Extracted entries.
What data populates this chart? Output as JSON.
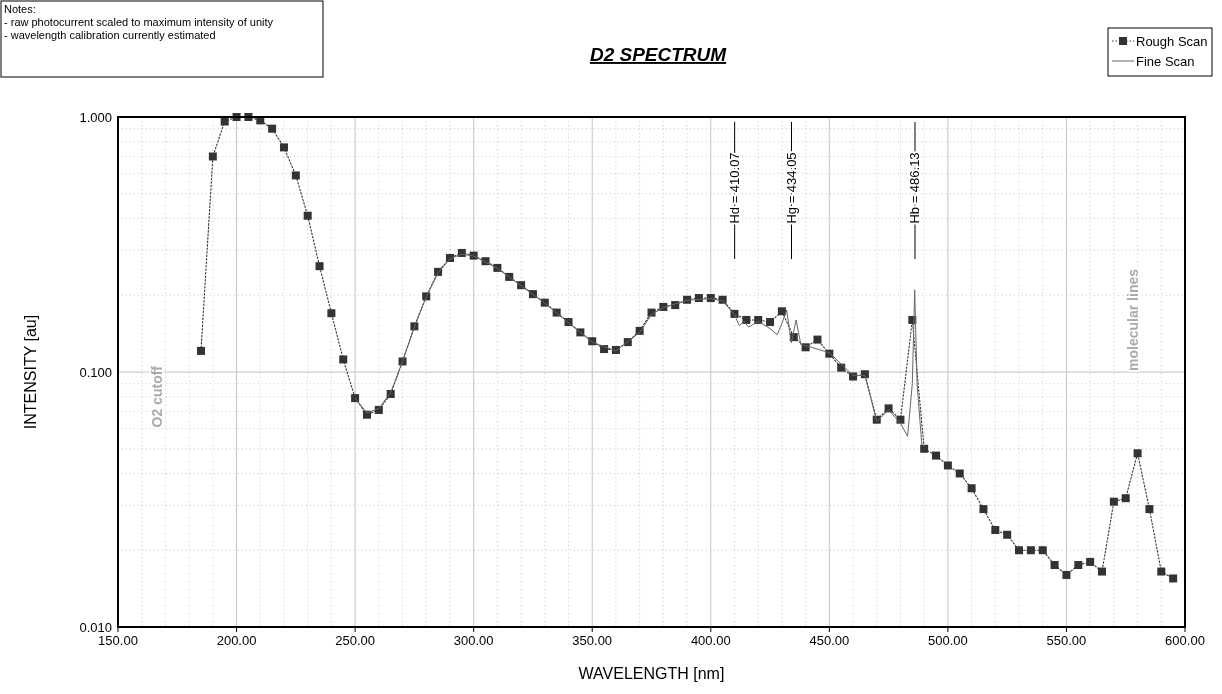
{
  "chart_data": {
    "type": "line",
    "title": "D2 SPECTRUM",
    "xlabel": "WAVELENGTH  [nm]",
    "ylabel": "INTENSITY  [au]",
    "annotations": [
      "Notes:",
      "- raw photocurrent scaled to maximum intensity of unity",
      "- wavelength calibration currently estimated",
      "O2 cutoff",
      "molecular lines"
    ],
    "xlim": [
      150,
      600
    ],
    "xticks": [
      {
        "value": 150,
        "label": "150.00"
      },
      {
        "value": 200,
        "label": "200.00"
      },
      {
        "value": 250,
        "label": "250.00"
      },
      {
        "value": 300,
        "label": "300.00"
      },
      {
        "value": 350,
        "label": "350.00"
      },
      {
        "value": 400,
        "label": "400.00"
      },
      {
        "value": 450,
        "label": "450.00"
      },
      {
        "value": 500,
        "label": "500.00"
      },
      {
        "value": 550,
        "label": "550.00"
      },
      {
        "value": 600,
        "label": "600.00"
      }
    ],
    "ylim": [
      0.01,
      1
    ],
    "yticks": [
      {
        "value": 0.01,
        "label": "0.010"
      },
      {
        "value": 0.1,
        "label": "0.100"
      },
      {
        "value": 1,
        "label": "1.000"
      }
    ],
    "log": "y",
    "grid": true,
    "legend": "top right",
    "ref_lines": [
      {
        "axis": "x",
        "value": 410.07,
        "label": "Hd = 410.07"
      },
      {
        "axis": "x",
        "value": 434.05,
        "label": "Hg = 434.05"
      },
      {
        "axis": "x",
        "value": 486.13,
        "label": "Hb = 486.13"
      }
    ],
    "series": [
      {
        "name": "Rough Scan",
        "color": "#333333",
        "marker": "square",
        "line_style": "dotted",
        "x": [
          185,
          190,
          195,
          200,
          205,
          210,
          215,
          220,
          225,
          230,
          235,
          240,
          245,
          250,
          255,
          260,
          265,
          270,
          275,
          280,
          285,
          290,
          295,
          300,
          305,
          310,
          315,
          320,
          325,
          330,
          335,
          340,
          345,
          350,
          355,
          360,
          365,
          370,
          375,
          380,
          385,
          390,
          395,
          400,
          405,
          410,
          415,
          420,
          425,
          430,
          435,
          440,
          445,
          450,
          455,
          460,
          465,
          470,
          475,
          480,
          485,
          490,
          495,
          500,
          505,
          510,
          515,
          520,
          525,
          530,
          535,
          540,
          545,
          550,
          555,
          560,
          565,
          570,
          575,
          580,
          585,
          590,
          595
        ],
        "values": [
          0.121,
          0.7,
          0.96,
          1.0,
          1.0,
          0.97,
          0.9,
          0.76,
          0.59,
          0.41,
          0.26,
          0.17,
          0.112,
          0.079,
          0.068,
          0.071,
          0.082,
          0.11,
          0.151,
          0.198,
          0.247,
          0.28,
          0.293,
          0.286,
          0.272,
          0.256,
          0.236,
          0.219,
          0.202,
          0.187,
          0.171,
          0.157,
          0.143,
          0.132,
          0.123,
          0.122,
          0.131,
          0.145,
          0.171,
          0.18,
          0.183,
          0.192,
          0.195,
          0.195,
          0.192,
          0.169,
          0.16,
          0.16,
          0.157,
          0.173,
          0.137,
          0.125,
          0.134,
          0.118,
          0.104,
          0.096,
          0.098,
          0.065,
          0.072,
          0.065,
          0.16,
          0.05,
          0.047,
          0.043,
          0.04,
          0.035,
          0.029,
          0.024,
          0.023,
          0.02,
          0.02,
          0.02,
          0.0175,
          0.016,
          0.0175,
          0.018,
          0.0165,
          0.031,
          0.032,
          0.048,
          0.029,
          0.0165,
          0.0155
        ]
      },
      {
        "name": "Fine Scan",
        "color": "#666666",
        "marker": "none",
        "line_style": "solid",
        "x": [
          250,
          255,
          260,
          265,
          270,
          275,
          280,
          285,
          290,
          295,
          300,
          310,
          320,
          330,
          340,
          350,
          360,
          370,
          375,
          380,
          390,
          400,
          405,
          410,
          412,
          414,
          416,
          420,
          425,
          428,
          430,
          432,
          434,
          436,
          438,
          440,
          450,
          460,
          465,
          470,
          475,
          480,
          483,
          485,
          486,
          487,
          489,
          490
        ],
        "values": [
          0.079,
          0.069,
          0.072,
          0.083,
          0.11,
          0.15,
          0.197,
          0.245,
          0.278,
          0.29,
          0.285,
          0.255,
          0.218,
          0.186,
          0.156,
          0.131,
          0.121,
          0.143,
          0.168,
          0.179,
          0.191,
          0.194,
          0.19,
          0.168,
          0.152,
          0.158,
          0.15,
          0.158,
          0.148,
          0.14,
          0.155,
          0.175,
          0.13,
          0.16,
          0.128,
          0.127,
          0.119,
          0.097,
          0.097,
          0.064,
          0.071,
          0.063,
          0.056,
          0.09,
          0.21,
          0.09,
          0.052,
          0.051
        ]
      }
    ]
  }
}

Task goal. Reproduce the whole listing exactly, but not the images in it.

Written answer.
What data populates this chart? Output as JSON.
{
  "chart_data": {
    "type": "line",
    "title": "D2 SPECTRUM",
    "xlabel": "WAVELENGTH  [nm]",
    "ylabel": "INTENSITY  [au]",
    "annotations": [
      "Notes:",
      "- raw photocurrent scaled to maximum intensity of unity",
      "- wavelength calibration currently estimated",
      "O2 cutoff",
      "molecular lines"
    ],
    "xlim": [
      150,
      600
    ],
    "xticks": [
      {
        "value": 150,
        "label": "150.00"
      },
      {
        "value": 200,
        "label": "200.00"
      },
      {
        "value": 250,
        "label": "250.00"
      },
      {
        "value": 300,
        "label": "300.00"
      },
      {
        "value": 350,
        "label": "350.00"
      },
      {
        "value": 400,
        "label": "400.00"
      },
      {
        "value": 450,
        "label": "450.00"
      },
      {
        "value": 500,
        "label": "500.00"
      },
      {
        "value": 550,
        "label": "550.00"
      },
      {
        "value": 600,
        "label": "600.00"
      }
    ],
    "ylim": [
      0.01,
      1
    ],
    "yticks": [
      {
        "value": 0.01,
        "label": "0.010"
      },
      {
        "value": 0.1,
        "label": "0.100"
      },
      {
        "value": 1,
        "label": "1.000"
      }
    ],
    "log": "y",
    "grid": true,
    "legend": "top right",
    "ref_lines": [
      {
        "axis": "x",
        "value": 410.07,
        "label": "Hd = 410.07"
      },
      {
        "axis": "x",
        "value": 434.05,
        "label": "Hg = 434.05"
      },
      {
        "axis": "x",
        "value": 486.13,
        "label": "Hb = 486.13"
      }
    ],
    "series": [
      {
        "name": "Rough Scan",
        "color": "#333333",
        "marker": "square",
        "line_style": "dotted",
        "x": [
          185,
          190,
          195,
          200,
          205,
          210,
          215,
          220,
          225,
          230,
          235,
          240,
          245,
          250,
          255,
          260,
          265,
          270,
          275,
          280,
          285,
          290,
          295,
          300,
          305,
          310,
          315,
          320,
          325,
          330,
          335,
          340,
          345,
          350,
          355,
          360,
          365,
          370,
          375,
          380,
          385,
          390,
          395,
          400,
          405,
          410,
          415,
          420,
          425,
          430,
          435,
          440,
          445,
          450,
          455,
          460,
          465,
          470,
          475,
          480,
          485,
          490,
          495,
          500,
          505,
          510,
          515,
          520,
          525,
          530,
          535,
          540,
          545,
          550,
          555,
          560,
          565,
          570,
          575,
          580,
          585,
          590,
          595
        ],
        "values": [
          0.121,
          0.7,
          0.96,
          1.0,
          1.0,
          0.97,
          0.9,
          0.76,
          0.59,
          0.41,
          0.26,
          0.17,
          0.112,
          0.079,
          0.068,
          0.071,
          0.082,
          0.11,
          0.151,
          0.198,
          0.247,
          0.28,
          0.293,
          0.286,
          0.272,
          0.256,
          0.236,
          0.219,
          0.202,
          0.187,
          0.171,
          0.157,
          0.143,
          0.132,
          0.123,
          0.122,
          0.131,
          0.145,
          0.171,
          0.18,
          0.183,
          0.192,
          0.195,
          0.195,
          0.192,
          0.169,
          0.16,
          0.16,
          0.157,
          0.173,
          0.137,
          0.125,
          0.134,
          0.118,
          0.104,
          0.096,
          0.098,
          0.065,
          0.072,
          0.065,
          0.16,
          0.05,
          0.047,
          0.043,
          0.04,
          0.035,
          0.029,
          0.024,
          0.023,
          0.02,
          0.02,
          0.02,
          0.0175,
          0.016,
          0.0175,
          0.018,
          0.0165,
          0.031,
          0.032,
          0.048,
          0.029,
          0.0165,
          0.0155
        ]
      },
      {
        "name": "Fine Scan",
        "color": "#666666",
        "marker": "none",
        "line_style": "solid",
        "x": [
          250,
          255,
          260,
          265,
          270,
          275,
          280,
          285,
          290,
          295,
          300,
          310,
          320,
          330,
          340,
          350,
          360,
          370,
          375,
          380,
          390,
          400,
          405,
          410,
          412,
          414,
          416,
          420,
          425,
          428,
          430,
          432,
          434,
          436,
          438,
          440,
          450,
          460,
          465,
          470,
          475,
          480,
          483,
          485,
          486,
          487,
          489,
          490
        ],
        "values": [
          0.079,
          0.069,
          0.072,
          0.083,
          0.11,
          0.15,
          0.197,
          0.245,
          0.278,
          0.29,
          0.285,
          0.255,
          0.218,
          0.186,
          0.156,
          0.131,
          0.121,
          0.143,
          0.168,
          0.179,
          0.191,
          0.194,
          0.19,
          0.168,
          0.152,
          0.158,
          0.15,
          0.158,
          0.148,
          0.14,
          0.155,
          0.175,
          0.13,
          0.16,
          0.128,
          0.127,
          0.119,
          0.097,
          0.097,
          0.064,
          0.071,
          0.063,
          0.056,
          0.09,
          0.21,
          0.09,
          0.052,
          0.051
        ]
      }
    ]
  }
}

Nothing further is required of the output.